[Recorded data]
[BEGIN]

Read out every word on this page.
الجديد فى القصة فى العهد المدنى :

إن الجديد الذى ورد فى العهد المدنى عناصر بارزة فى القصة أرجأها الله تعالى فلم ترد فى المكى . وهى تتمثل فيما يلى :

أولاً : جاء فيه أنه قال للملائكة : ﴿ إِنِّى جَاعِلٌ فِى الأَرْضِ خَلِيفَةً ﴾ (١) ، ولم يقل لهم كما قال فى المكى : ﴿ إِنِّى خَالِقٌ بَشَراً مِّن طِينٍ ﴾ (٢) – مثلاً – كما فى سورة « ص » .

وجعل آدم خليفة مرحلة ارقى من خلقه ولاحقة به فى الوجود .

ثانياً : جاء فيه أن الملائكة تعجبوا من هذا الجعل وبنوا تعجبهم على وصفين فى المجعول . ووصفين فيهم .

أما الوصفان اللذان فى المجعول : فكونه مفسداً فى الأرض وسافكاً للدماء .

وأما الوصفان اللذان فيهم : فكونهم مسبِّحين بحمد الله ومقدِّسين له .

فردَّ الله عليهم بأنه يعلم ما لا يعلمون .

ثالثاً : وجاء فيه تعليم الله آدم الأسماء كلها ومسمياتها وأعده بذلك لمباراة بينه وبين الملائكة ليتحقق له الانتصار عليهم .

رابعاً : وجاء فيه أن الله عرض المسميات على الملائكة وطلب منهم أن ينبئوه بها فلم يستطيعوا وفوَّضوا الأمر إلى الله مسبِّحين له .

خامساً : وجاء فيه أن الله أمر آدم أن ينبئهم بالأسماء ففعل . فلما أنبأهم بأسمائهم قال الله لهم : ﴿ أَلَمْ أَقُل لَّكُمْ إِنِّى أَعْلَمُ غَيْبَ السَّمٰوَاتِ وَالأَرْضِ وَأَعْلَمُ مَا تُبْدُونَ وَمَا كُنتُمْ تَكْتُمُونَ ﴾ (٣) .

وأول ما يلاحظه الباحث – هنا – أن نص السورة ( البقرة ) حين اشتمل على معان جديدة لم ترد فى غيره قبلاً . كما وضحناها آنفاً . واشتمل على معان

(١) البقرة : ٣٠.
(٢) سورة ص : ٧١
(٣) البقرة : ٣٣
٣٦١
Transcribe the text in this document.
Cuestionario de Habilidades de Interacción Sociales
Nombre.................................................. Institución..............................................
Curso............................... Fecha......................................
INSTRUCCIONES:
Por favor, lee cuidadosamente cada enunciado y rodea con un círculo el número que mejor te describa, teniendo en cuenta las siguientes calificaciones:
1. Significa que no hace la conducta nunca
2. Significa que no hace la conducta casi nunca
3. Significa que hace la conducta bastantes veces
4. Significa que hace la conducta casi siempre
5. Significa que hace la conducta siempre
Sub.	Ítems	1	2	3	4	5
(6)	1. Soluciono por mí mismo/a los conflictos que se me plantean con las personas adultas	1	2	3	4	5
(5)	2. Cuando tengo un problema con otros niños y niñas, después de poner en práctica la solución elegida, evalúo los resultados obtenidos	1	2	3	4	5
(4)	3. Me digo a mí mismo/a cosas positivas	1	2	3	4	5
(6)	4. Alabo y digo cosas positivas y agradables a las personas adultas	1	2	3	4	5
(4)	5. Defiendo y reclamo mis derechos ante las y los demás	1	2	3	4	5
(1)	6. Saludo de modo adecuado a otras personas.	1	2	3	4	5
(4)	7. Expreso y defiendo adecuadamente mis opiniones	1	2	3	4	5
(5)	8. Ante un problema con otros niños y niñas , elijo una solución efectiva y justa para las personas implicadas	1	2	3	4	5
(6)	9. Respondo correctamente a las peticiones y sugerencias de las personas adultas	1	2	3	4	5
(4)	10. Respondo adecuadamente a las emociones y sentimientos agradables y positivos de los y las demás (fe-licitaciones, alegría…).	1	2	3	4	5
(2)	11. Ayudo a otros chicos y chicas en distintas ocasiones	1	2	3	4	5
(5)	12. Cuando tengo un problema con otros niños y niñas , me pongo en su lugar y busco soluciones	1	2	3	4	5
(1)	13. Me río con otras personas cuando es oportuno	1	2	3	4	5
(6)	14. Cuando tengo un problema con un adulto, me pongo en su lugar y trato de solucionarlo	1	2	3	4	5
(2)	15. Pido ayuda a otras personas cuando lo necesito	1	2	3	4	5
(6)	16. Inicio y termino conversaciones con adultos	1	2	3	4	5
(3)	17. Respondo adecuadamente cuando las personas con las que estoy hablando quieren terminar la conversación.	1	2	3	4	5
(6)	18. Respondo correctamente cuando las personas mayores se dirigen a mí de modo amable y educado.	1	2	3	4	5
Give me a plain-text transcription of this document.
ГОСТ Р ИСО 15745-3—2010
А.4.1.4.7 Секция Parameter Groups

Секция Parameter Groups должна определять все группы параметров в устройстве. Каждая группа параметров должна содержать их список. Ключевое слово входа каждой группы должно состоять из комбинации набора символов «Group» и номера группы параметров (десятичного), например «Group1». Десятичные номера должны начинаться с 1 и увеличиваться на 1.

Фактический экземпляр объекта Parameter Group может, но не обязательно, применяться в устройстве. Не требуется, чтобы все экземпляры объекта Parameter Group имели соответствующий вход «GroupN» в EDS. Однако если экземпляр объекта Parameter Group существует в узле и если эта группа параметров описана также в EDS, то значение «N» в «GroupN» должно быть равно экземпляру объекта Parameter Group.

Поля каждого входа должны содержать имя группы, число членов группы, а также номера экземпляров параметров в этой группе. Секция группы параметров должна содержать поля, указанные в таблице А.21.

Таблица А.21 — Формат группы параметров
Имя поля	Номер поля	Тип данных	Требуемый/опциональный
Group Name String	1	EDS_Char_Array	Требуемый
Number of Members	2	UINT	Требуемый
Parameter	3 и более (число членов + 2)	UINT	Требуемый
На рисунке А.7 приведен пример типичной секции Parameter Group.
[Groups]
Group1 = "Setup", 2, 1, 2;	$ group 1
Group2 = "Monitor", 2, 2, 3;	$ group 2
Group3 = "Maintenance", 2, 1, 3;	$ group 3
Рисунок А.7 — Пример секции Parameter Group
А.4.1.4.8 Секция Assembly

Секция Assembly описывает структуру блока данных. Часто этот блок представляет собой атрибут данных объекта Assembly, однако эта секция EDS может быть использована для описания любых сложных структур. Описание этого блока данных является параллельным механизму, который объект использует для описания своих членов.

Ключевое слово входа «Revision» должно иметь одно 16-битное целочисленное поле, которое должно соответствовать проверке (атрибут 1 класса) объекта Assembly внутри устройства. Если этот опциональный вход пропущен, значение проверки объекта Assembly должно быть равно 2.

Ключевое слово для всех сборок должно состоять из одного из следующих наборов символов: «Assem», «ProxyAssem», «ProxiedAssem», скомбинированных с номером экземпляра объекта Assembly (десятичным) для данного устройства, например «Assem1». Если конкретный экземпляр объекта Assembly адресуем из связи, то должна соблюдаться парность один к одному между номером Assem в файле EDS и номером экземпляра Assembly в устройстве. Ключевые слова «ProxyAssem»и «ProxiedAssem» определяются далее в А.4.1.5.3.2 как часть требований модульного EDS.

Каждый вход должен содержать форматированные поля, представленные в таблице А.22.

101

[END]

Exercise objective -
Repeat the records above exactly, leaving none out.

Correct output -
Read out every word on this page.
الجديد فى القصة فى العهد المدنى :

إن الجديد الذى ورد فى العهد المدنى عناصر بارزة فى القصة أرجأها الله تعالى فلم ترد فى المكى . وهى تتمثل فيما يلى :

أولاً : جاء فيه أنه قال للملائكة : ﴿ إِنِّى جَاعِلٌ فِى الأَرْضِ خَلِيفَةً ﴾ (١) ، ولم يقل لهم كما قال فى المكى : ﴿ إِنِّى خَالِقٌ بَشَراً مِّن طِينٍ ﴾ (٢) – مثلاً – كما فى سورة « ص » .

وجعل آدم خليفة مرحلة ارقى من خلقه ولاحقة به فى الوجود .

ثانياً : جاء فيه أن الملائكة تعجبوا من هذا الجعل وبنوا تعجبهم على وصفين فى المجعول . ووصفين فيهم .

أما الوصفان اللذان فى المجعول : فكونه مفسداً فى الأرض وسافكاً للدماء .

وأما الوصفان اللذان فيهم : فكونهم مسبِّحين بحمد الله ومقدِّسين له .

فردَّ الله عليهم بأنه يعلم ما لا يعلمون .

ثالثاً : وجاء فيه تعليم الله آدم الأسماء كلها ومسمياتها وأعده بذلك لمباراة بينه وبين الملائكة ليتحقق له الانتصار عليهم .

رابعاً : وجاء فيه أن الله عرض المسميات على الملائكة وطلب منهم أن ينبئوه بها فلم يستطيعوا وفوَّضوا الأمر إلى الله مسبِّحين له .

خامساً : وجاء فيه أن الله أمر آدم أن ينبئهم بالأسماء ففعل . فلما أنبأهم بأسمائهم قال الله لهم : ﴿ أَلَمْ أَقُل لَّكُمْ إِنِّى أَعْلَمُ غَيْبَ السَّمٰوَاتِ وَالأَرْضِ وَأَعْلَمُ مَا تُبْدُونَ وَمَا كُنتُمْ تَكْتُمُونَ ﴾ (٣) .

وأول ما يلاحظه الباحث – هنا – أن نص السورة ( البقرة ) حين اشتمل على معان جديدة لم ترد فى غيره قبلاً . كما وضحناها آنفاً . واشتمل على معان

(١) البقرة : ٣٠.
(٢) سورة ص : ٧١
(٣) البقرة : ٣٣
٣٦١
Transcribe the text in this document.
Cuestionario de Habilidades de Interacción Sociales
Nombre.................................................. Institución..............................................
Curso............................... Fecha......................................
INSTRUCCIONES:
Por favor, lee cuidadosamente cada enunciado y rodea con un círculo el número que mejor te describa, teniendo en cuenta las siguientes calificaciones:
1. Significa que no hace la conducta nunca
2. Significa que no hace la conducta casi nunca
3. Significa que hace la conducta bastantes veces
4. Significa que hace la conducta casi siempre
5. Significa que hace la conducta siempre
Sub.	Ítems	1	2	3	4	5
(6)	1. Soluciono por mí mismo/a los conflictos que se me plantean con las personas adultas	1	2	3	4	5
(5)	2. Cuando tengo un problema con otros niños y niñas, después de poner en práctica la solución elegida, evalúo los resultados obtenidos	1	2	3	4	5
(4)	3. Me digo a mí mismo/a cosas positivas	1	2	3	4	5
(6)	4. Alabo y digo cosas positivas y agradables a las personas adultas	1	2	3	4	5
(4)	5. Defiendo y reclamo mis derechos ante las y los demás	1	2	3	4	5
(1)	6. Saludo de modo adecuado a otras personas.	1	2	3	4	5
(4)	7. Expreso y defiendo adecuadamente mis opiniones	1	2	3	4	5
(5)	8. Ante un problema con otros niños y niñas , elijo una solución efectiva y justa para las personas implicadas	1	2	3	4	5
(6)	9. Respondo correctamente a las peticiones y sugerencias de las personas adultas	1	2	3	4	5
(4)	10. Respondo adecuadamente a las emociones y sentimientos agradables y positivos de los y las demás (fe-licitaciones, alegría…).	1	2	3	4	5
(2)	11. Ayudo a otros chicos y chicas en distintas ocasiones	1	2	3	4	5
(5)	12. Cuando tengo un problema con otros niños y niñas , me pongo en su lugar y busco soluciones	1	2	3	4	5
(1)	13. Me río con otras personas cuando es oportuno	1	2	3	4	5
(6)	14. Cuando tengo un problema con un adulto, me pongo en su lugar y trato de solucionarlo	1	2	3	4	5
(2)	15. Pido ayuda a otras personas cuando lo necesito	1	2	3	4	5
(6)	16. Inicio y termino conversaciones con adultos	1	2	3	4	5
(3)	17. Respondo adecuadamente cuando las personas con las que estoy hablando quieren terminar la conversación.	1	2	3	4	5
(6)	18. Respondo correctamente cuando las personas mayores se dirigen a mí de modo amable y educado.	1	2	3	4	5
Give me a plain-text transcription of this document.
ГОСТ Р ИСО 15745-3—2010
А.4.1.4.7 Секция Parameter Groups

Секция Parameter Groups должна определять все группы параметров в устройстве. Каждая группа параметров должна содержать их список. Ключевое слово входа каждой группы должно состоять из комбинации набора символов «Group» и номера группы параметров (десятичного), например «Group1». Десятичные номера должны начинаться с 1 и увеличиваться на 1.

Фактический экземпляр объекта Parameter Group может, но не обязательно, применяться в устройстве. Не требуется, чтобы все экземпляры объекта Parameter Group имели соответствующий вход «GroupN» в EDS. Однако если экземпляр объекта Parameter Group существует в узле и если эта группа параметров описана также в EDS, то значение «N» в «GroupN» должно быть равно экземпляру объекта Parameter Group.

Поля каждого входа должны содержать имя группы, число членов группы, а также номера экземпляров параметров в этой группе. Секция группы параметров должна содержать поля, указанные в таблице А.21.

Таблица А.21 — Формат группы параметров
Имя поля	Номер поля	Тип данных	Требуемый/опциональный
Group Name String	1	EDS_Char_Array	Требуемый
Number of Members	2	UINT	Требуемый
Parameter	3 и более (число членов + 2)	UINT	Требуемый
На рисунке А.7 приведен пример типичной секции Parameter Group.
[Groups]
Group1 = "Setup", 2, 1, 2;	$ group 1
Group2 = "Monitor", 2, 2, 3;	$ group 2
Group3 = "Maintenance", 2, 1, 3;	$ group 3
Рисунок А.7 — Пример секции Parameter Group
А.4.1.4.8 Секция Assembly

Секция Assembly описывает структуру блока данных. Часто этот блок представляет собой атрибут данных объекта Assembly, однако эта секция EDS может быть использована для описания любых сложных структур. Описание этого блока данных является параллельным механизму, который объект использует для описания своих членов.

Ключевое слово входа «Revision» должно иметь одно 16-битное целочисленное поле, которое должно соответствовать проверке (атрибут 1 класса) объекта Assembly внутри устройства. Если этот опциональный вход пропущен, значение проверки объекта Assembly должно быть равно 2.

Ключевое слово для всех сборок должно состоять из одного из следующих наборов символов: «Assem», «ProxyAssem», «ProxiedAssem», скомбинированных с номером экземпляра объекта Assembly (десятичным) для данного устройства, например «Assem1». Если конкретный экземпляр объекта Assembly адресуем из связи, то должна соблюдаться парность один к одному между номером Assem в файле EDS и номером экземпляра Assembly в устройстве. Ключевые слова «ProxyAssem»и «ProxiedAssem» определяются далее в А.4.1.5.3.2 как часть требований модульного EDS.

Каждый вход должен содержать форматированные поля, представленные в таблице А.22.

101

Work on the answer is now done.